Dataset records:

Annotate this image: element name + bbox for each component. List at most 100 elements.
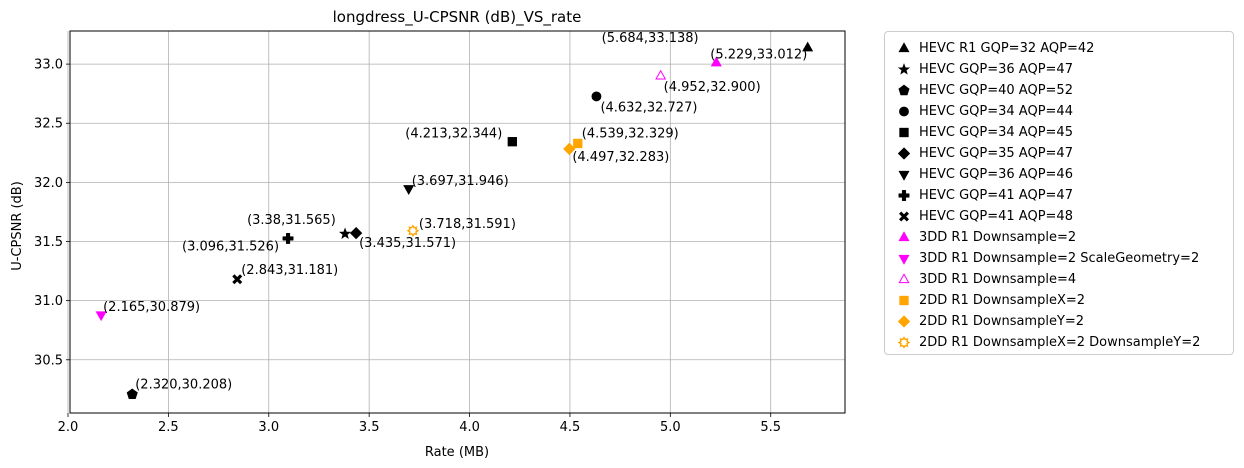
legend-label: 2DD R1 DownsampleX=2	[919, 293, 1086, 308]
legend-marker-shape	[898, 84, 910, 96]
legend-label: HEVC GQP=41 AQP=48	[919, 209, 1073, 224]
data-point-label: (5.684,33.138)	[602, 31, 699, 46]
chart-title: longdress_U-CPSNR (dB)_VS_rate	[333, 8, 582, 27]
data-point-marker	[406, 224, 420, 238]
legend-item: HEVC GQP=36 AQP=46	[885, 164, 1233, 185]
legend-marker-shape	[897, 147, 911, 160]
legend-marker-shape	[899, 295, 909, 306]
legend-label: 2DD R1 DownsampleY=2	[919, 314, 1085, 329]
data-point-label: (4.213,32.344)	[405, 127, 502, 142]
data-point-marker	[802, 41, 814, 52]
legend-marker	[898, 231, 910, 242]
y-tick-label: 31.0	[34, 294, 63, 309]
data-point-marker	[232, 274, 243, 285]
legend-label: 3DD R1 Downsample=2 ScaleGeometry=2	[919, 251, 1200, 266]
data-point-marker	[507, 137, 517, 147]
legend-marker-shape	[897, 63, 911, 75]
data-point-marker	[563, 142, 576, 156]
legend-marker	[898, 254, 910, 265]
data-point-label: (2.165,30.879)	[103, 300, 200, 315]
legend-label: HEVC R1 GQP=32 AQP=42	[919, 41, 1095, 56]
x-tick-label: 2.5	[158, 420, 179, 435]
data-point-label: (2.320,30.208)	[135, 377, 232, 392]
legend-item: 2DD R1 DownsampleX=2	[885, 290, 1233, 311]
legend-marker	[899, 127, 909, 138]
legend-marker-shape	[898, 254, 910, 265]
legend-item: HEVC GQP=41 AQP=48	[885, 206, 1233, 227]
legend-marker	[897, 63, 911, 75]
legend-item: 3DD R1 Downsample=2	[885, 227, 1233, 248]
x-tick-label: 3.0	[258, 420, 279, 435]
legend-label: HEVC GQP=40 AQP=52	[919, 83, 1073, 98]
plot-area-frame	[69, 30, 846, 414]
data-point-marker	[655, 69, 667, 80]
legend-label: HEVC GQP=36 AQP=47	[919, 62, 1073, 77]
legend-item: HEVC GQP=34 AQP=44	[885, 101, 1233, 122]
data-point-marker	[591, 91, 602, 102]
legend-item: HEVC R1 GQP=32 AQP=42	[885, 38, 1233, 59]
legend-marker	[898, 273, 910, 284]
y-tick-label: 32.0	[34, 176, 63, 191]
data-point-label: (3.718,31.591)	[419, 217, 516, 232]
y-tick-label: 31.5	[34, 235, 63, 250]
legend-label: HEVC GQP=34 AQP=44	[919, 104, 1073, 119]
x-tick-label: 4.5	[560, 420, 581, 435]
data-points	[95, 41, 814, 400]
data-point-marker-stroke	[232, 274, 243, 285]
legend-marker	[897, 147, 911, 160]
legend-marker-shape	[899, 127, 909, 138]
legend-marker	[898, 42, 910, 53]
legend-marker-shape	[898, 42, 910, 53]
legend-marker	[897, 315, 911, 328]
data-point-label: (4.497,32.283)	[572, 150, 669, 165]
legend-marker-shape	[897, 315, 911, 328]
y-tick-label: 30.5	[34, 353, 63, 368]
legend-item: 3DD R1 Downsample=2 ScaleGeometry=2	[885, 248, 1233, 269]
legend-label: HEVC GQP=36 AQP=46	[919, 167, 1073, 182]
data-point-label: (5.229,33.012)	[710, 48, 807, 63]
legend-label: 2DD R1 DownsampleX=2 DownsampleY=2	[919, 335, 1201, 350]
data-point-label: (3.38,31.565)	[247, 213, 336, 228]
data-point-label: (3.096,31.526)	[182, 239, 279, 254]
legend-marker	[898, 211, 910, 222]
x-tick-label: 5.5	[760, 420, 781, 435]
legend-marker-shape	[898, 190, 910, 201]
legend-item: HEVC GQP=41 AQP=47	[885, 185, 1233, 206]
y-tick-label: 33.0	[34, 58, 63, 73]
data-point-marker	[573, 138, 583, 149]
legend-marker	[897, 336, 911, 349]
data-point-label: (4.632,32.727)	[600, 100, 697, 115]
data-point-marker	[349, 226, 363, 240]
legend-item: HEVC GQP=40 AQP=52	[885, 80, 1233, 101]
legend-marker	[899, 295, 909, 306]
data-point-marker	[710, 56, 722, 67]
data-point-label: (4.952,32.900)	[664, 80, 761, 95]
legend-label: HEVC GQP=35 AQP=47	[919, 146, 1073, 161]
data-labels: (5.684,33.138) (3.38,31.565) (2.320,30.208…	[103, 31, 807, 393]
legend-marker-shape	[898, 231, 910, 242]
legend-label: HEVC GQP=34 AQP=45	[919, 125, 1073, 140]
legend-marker	[898, 170, 910, 181]
legend-marker	[898, 84, 910, 96]
legend: HEVC R1 GQP=32 AQP=42 HEVC GQP=36 AQP=47 H…	[884, 31, 1234, 355]
data-point-marker	[282, 232, 294, 244]
x-axis-label: Rate (MB)	[425, 445, 489, 460]
data-point-label: (3.435,31.571)	[359, 236, 456, 251]
data-point-label: (2.843,31.181)	[241, 263, 338, 278]
legend-item: HEVC GQP=35 AQP=47	[885, 143, 1233, 164]
legend-marker-shape	[898, 273, 910, 284]
data-point-label: (4.539,32.329)	[582, 126, 679, 141]
data-point-marker	[403, 185, 415, 195]
x-tick-label: 2.0	[58, 420, 79, 435]
legend-item: 2DD R1 DownsampleX=2 DownsampleY=2	[885, 332, 1233, 353]
legend-marker-shape	[899, 106, 909, 117]
data-point-label: (3.697,31.946)	[412, 174, 509, 189]
legend-marker-shape	[897, 336, 911, 349]
legend-item: HEVC GQP=36 AQP=47	[885, 59, 1233, 80]
legend-marker-shape	[898, 211, 910, 222]
data-point-marker	[126, 388, 138, 400]
x-tick-label: 3.5	[359, 420, 380, 435]
legend-item: HEVC GQP=34 AQP=45	[885, 122, 1233, 143]
x-tick-label: 5.0	[660, 420, 681, 435]
legend-label: HEVC GQP=41 AQP=47	[919, 188, 1073, 203]
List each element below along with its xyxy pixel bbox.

__The exercise__:
Copy out, unchanged, everything in the items from the line containing "293, 1086, 308]" down to the line containing "206, 1233, 227]", including both of those lines.

__Exercise solution__:
legend-label: 2DD R1 DownsampleX=2	[919, 293, 1086, 308]
legend-marker-shape	[898, 84, 910, 96]
legend-label: HEVC GQP=41 AQP=48	[919, 209, 1073, 224]
data-point-label: (5.684,33.138)	[602, 31, 699, 46]
chart-title: longdress_U-CPSNR (dB)_VS_rate	[333, 8, 582, 27]
data-point-marker	[406, 224, 420, 238]
legend-item: HEVC GQP=36 AQP=46	[885, 164, 1233, 185]
legend-marker-shape	[897, 147, 911, 160]
legend-marker-shape	[899, 295, 909, 306]
legend-label: 2DD R1 DownsampleY=2	[919, 314, 1085, 329]
data-point-label: (4.213,32.344)	[405, 127, 502, 142]
data-point-marker	[802, 41, 814, 52]
legend-marker	[898, 231, 910, 242]
y-tick-label: 31.0	[34, 294, 63, 309]
data-point-marker	[232, 274, 243, 285]
legend-label: 3DD R1 Downsample=2 ScaleGeometry=2	[919, 251, 1200, 266]
data-point-marker	[507, 137, 517, 147]
legend-marker-shape	[897, 63, 911, 75]
data-point-marker	[563, 142, 576, 156]
legend-marker	[898, 254, 910, 265]
data-point-label: (2.165,30.879)	[103, 300, 200, 315]
legend-label: HEVC R1 GQP=32 AQP=42	[919, 41, 1095, 56]
x-tick-label: 2.5	[158, 420, 179, 435]
data-point-label: (2.320,30.208)	[135, 377, 232, 392]
legend-item: 2DD R1 DownsampleX=2	[885, 290, 1233, 311]
legend-marker	[899, 127, 909, 138]
legend-marker-shape	[898, 254, 910, 265]
legend-item: HEVC GQP=41 AQP=48	[885, 206, 1233, 227]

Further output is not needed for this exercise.